▶ [Material]

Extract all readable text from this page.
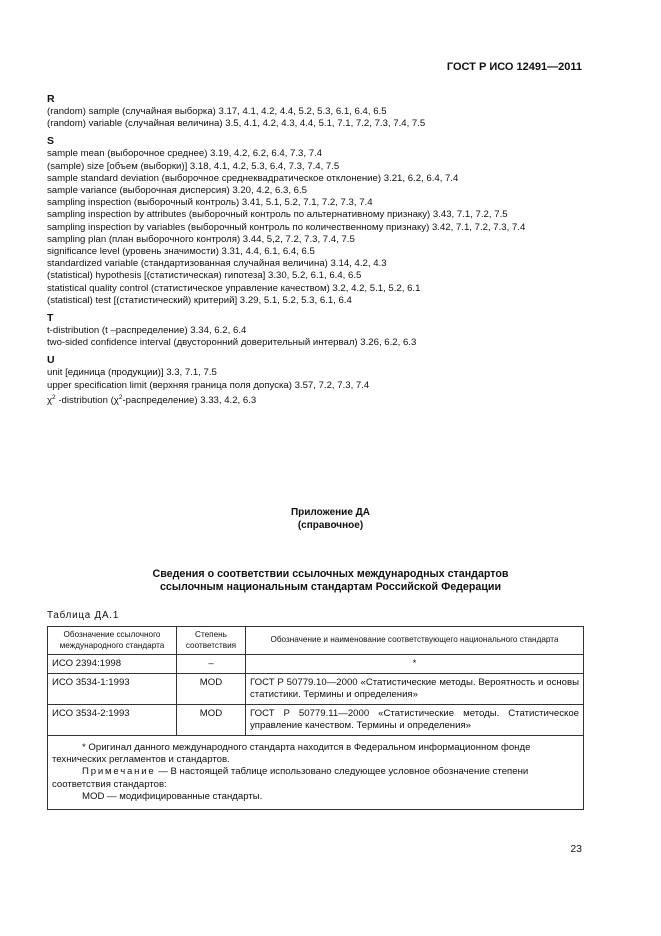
ГОСТ Р ИСО 12491—2011

R

(random) sample (случайная выборка) 3.17, 4.1, 4.2, 4.4, 5.2, 5.3, 6.1, 6.4, 6.5

(random) variable (случайная величина) 3.5, 4.1, 4.2, 4.3, 4.4, 5.1, 7.1, 7.2, 7.3, 7.4, 7.5

S

sample mean (выборочное среднее) 3.19, 4.2, 6.2, 6.4, 7.3, 7.4

(sample) size [объем (выборки)] 3.18, 4.1, 4.2, 5.3, 6.4, 7.3, 7.4, 7.5

sample standard deviation (выборочное среднеквадратическое отклонение) 3.21, 6.2, 6.4, 7.4

sample variance (выборочная дисперсия) 3.20, 4.2, 6.3, 6.5

sampling inspection (выборочный контроль) 3.41, 5.1, 5.2, 7.1, 7.2, 7.3, 7.4

sampling inspection by attributes (выборочный контроль по альтернативному признаку) 3.43, 7.1, 7.2, 7.5

sampling inspection by variables (выборочный контроль по количественному признаку) 3.42, 7.1, 7.2, 7.3, 7.4

sampling plan (план выборочного контроля) 3.44, 5,2, 7.2, 7.3, 7.4, 7.5

significance level (уровень значимости) 3.31, 4.4, 6.1, 6.4, 6.5

standardized variable (стандартизованная случайная величина) 3.14, 4.2, 4.3

(statistical) hypothesis [(статистическая) гипотеза] 3.30, 5.2, 6.1, 6.4, 6.5

statistical quality control (статистическое управление качеством) 3.2, 4.2, 5.1, 5.2, 6.1

(statistical) test [(статистический) критерий] 3.29, 5.1, 5.2, 5.3, 6.1, 6.4

T

t-distribution (t –распределение) 3.34, 6.2, 6.4

two-sided confidence interval (двусторонний доверительный интервал) 3.26, 6.2, 6.3

U

unit [единица (продукции)] 3.3, 7.1, 7.5

upper specification limit (верхняя граница поля допуска) 3.57, 7.2, 7.3, 7.4

$\chi^2$ -distribution $(\chi^2-распределение)$ 3.33, 4.2, 6.3

Приложение ДА
(справочное)
Сведения о соответствии ссылочных международных стандартов
ссылочным национальным стандартам Российской Федерации
Таблица ДА.1
Обозначение ссылочного международного стандарта	Степень соответствия	Обозначение и наименование соответствующего национального стандарта
ИСО 2394:1998	–	*
ИСО 3534-1:1993	MOD	ГОСТ Р 50779.10—2000 «Статистические методы. Вероятность и основы статистики. Термины и определения»
ИСО 3534-2:1993	MOD	ГОСТ Р 50779.11—2000 «Статистические методы. Статистическое управление качеством. Термины и определения»

* Оригинал данного международного стандарта находится в Федеральном информационном фонде технических регламентов и стандартов.

Примечание — В настоящей таблице использовано следующее условное обозначение степени соответствия стандартов:

MOD — модифицированные стандарты.		

23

▶ [Task instructions] Select every line in the material above where the string "inspection" occurs, and copy it.

▶ [Output for this task]
sampling inspection (выборочный контроль) 3.41, 5.1, 5.2, 7.1, 7.2, 7.3, 7.4
sampling inspection by attributes (выборочный контроль по альтернативному признаку) 3.43, 7.1, 7.2, 7.5
sampling inspection by variables (выборочный контроль по количественному признаку) 3.42, 7.1, 7.2, 7.3, 7.4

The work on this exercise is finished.